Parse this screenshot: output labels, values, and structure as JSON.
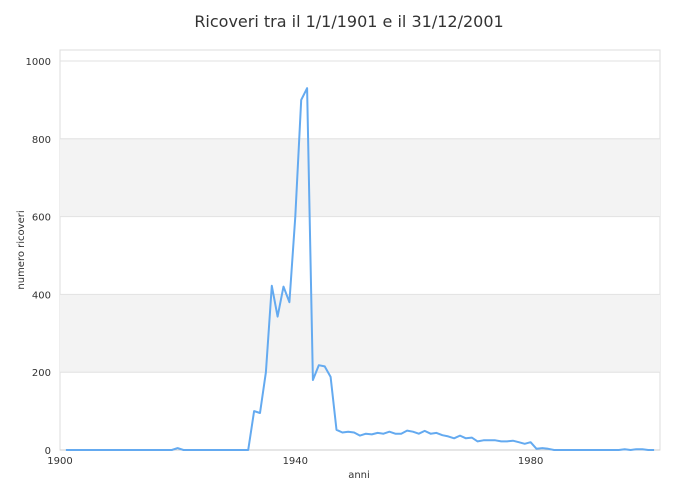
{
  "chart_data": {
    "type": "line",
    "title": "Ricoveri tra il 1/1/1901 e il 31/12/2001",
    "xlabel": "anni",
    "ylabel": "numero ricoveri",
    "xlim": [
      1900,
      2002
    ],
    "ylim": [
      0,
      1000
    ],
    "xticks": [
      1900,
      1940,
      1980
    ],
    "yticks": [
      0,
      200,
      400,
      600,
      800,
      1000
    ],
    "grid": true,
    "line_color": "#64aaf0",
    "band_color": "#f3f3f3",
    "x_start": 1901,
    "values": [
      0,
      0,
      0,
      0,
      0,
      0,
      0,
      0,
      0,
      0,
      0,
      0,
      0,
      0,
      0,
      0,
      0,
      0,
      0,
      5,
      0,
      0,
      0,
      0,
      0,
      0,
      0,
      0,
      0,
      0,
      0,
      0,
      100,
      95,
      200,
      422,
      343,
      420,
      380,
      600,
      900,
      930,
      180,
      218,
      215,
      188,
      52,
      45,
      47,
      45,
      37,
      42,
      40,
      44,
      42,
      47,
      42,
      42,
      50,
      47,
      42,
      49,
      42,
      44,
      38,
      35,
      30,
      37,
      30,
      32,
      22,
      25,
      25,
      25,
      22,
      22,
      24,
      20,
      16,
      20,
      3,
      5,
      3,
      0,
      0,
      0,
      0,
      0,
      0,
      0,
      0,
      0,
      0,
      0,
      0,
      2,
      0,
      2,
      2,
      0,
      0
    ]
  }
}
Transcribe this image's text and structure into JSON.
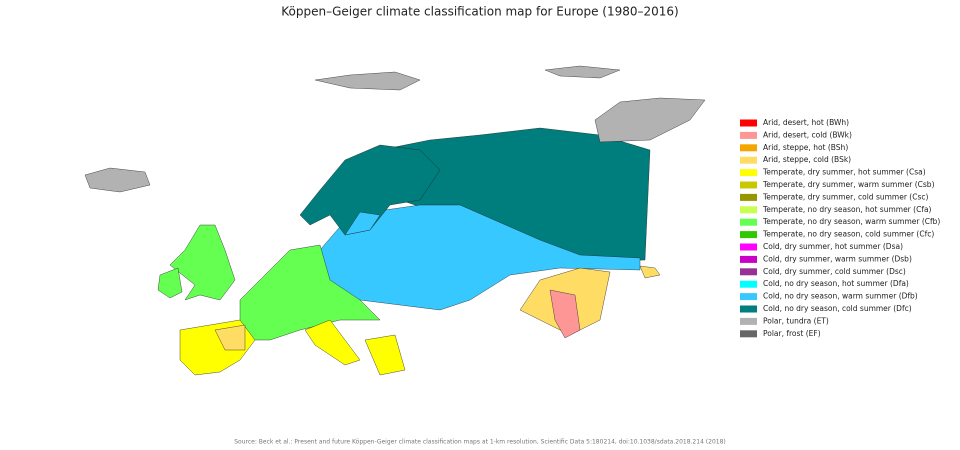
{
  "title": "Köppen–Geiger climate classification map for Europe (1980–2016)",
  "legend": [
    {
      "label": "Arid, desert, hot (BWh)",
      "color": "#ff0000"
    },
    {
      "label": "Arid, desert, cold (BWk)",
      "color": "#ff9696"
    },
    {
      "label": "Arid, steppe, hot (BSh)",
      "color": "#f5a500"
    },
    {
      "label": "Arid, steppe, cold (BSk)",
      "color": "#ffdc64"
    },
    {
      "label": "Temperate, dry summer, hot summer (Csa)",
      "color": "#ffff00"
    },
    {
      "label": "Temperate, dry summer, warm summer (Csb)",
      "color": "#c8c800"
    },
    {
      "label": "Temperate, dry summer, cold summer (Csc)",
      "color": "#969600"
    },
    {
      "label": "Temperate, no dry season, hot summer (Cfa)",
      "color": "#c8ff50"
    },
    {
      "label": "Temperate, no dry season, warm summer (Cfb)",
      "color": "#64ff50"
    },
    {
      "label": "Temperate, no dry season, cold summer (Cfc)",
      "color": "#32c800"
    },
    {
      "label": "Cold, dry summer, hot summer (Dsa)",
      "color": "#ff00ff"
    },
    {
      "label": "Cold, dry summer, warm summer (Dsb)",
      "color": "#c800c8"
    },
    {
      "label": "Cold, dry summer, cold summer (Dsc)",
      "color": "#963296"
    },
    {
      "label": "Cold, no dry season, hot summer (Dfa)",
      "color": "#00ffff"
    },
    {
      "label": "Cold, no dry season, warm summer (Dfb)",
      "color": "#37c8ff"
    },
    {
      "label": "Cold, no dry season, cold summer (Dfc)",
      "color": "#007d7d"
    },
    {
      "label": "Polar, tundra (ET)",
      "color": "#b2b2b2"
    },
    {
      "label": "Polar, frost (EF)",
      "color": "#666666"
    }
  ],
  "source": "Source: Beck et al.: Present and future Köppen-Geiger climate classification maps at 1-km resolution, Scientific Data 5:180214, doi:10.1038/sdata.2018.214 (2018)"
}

• [To do] Copy every line above that holds the word "values".

• [Result]
Parse this screenshot: output labels, values, and structure as JSON.
    "values": [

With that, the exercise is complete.